> Goal: Report how many lines hold the word "负责客户签署样品接受的登记"; give nothing but the number.

━━━━━ Material provided

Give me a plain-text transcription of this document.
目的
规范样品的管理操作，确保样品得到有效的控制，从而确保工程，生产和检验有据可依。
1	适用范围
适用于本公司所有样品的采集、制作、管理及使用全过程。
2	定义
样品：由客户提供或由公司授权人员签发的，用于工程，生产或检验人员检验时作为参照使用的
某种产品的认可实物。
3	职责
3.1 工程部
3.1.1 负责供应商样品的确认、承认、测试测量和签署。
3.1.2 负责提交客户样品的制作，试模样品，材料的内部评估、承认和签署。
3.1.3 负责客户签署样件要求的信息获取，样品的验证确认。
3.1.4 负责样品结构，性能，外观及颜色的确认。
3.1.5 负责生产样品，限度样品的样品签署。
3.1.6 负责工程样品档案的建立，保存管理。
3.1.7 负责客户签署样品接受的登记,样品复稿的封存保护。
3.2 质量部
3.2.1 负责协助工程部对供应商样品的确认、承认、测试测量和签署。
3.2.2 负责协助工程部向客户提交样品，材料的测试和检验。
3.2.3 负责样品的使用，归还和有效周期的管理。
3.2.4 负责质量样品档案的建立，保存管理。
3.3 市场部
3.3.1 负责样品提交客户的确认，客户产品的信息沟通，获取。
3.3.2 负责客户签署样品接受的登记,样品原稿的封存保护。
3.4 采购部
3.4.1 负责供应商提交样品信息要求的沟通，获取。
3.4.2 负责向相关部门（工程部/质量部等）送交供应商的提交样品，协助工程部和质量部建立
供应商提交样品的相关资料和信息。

━━━━━━━━━━

> Finished task: 2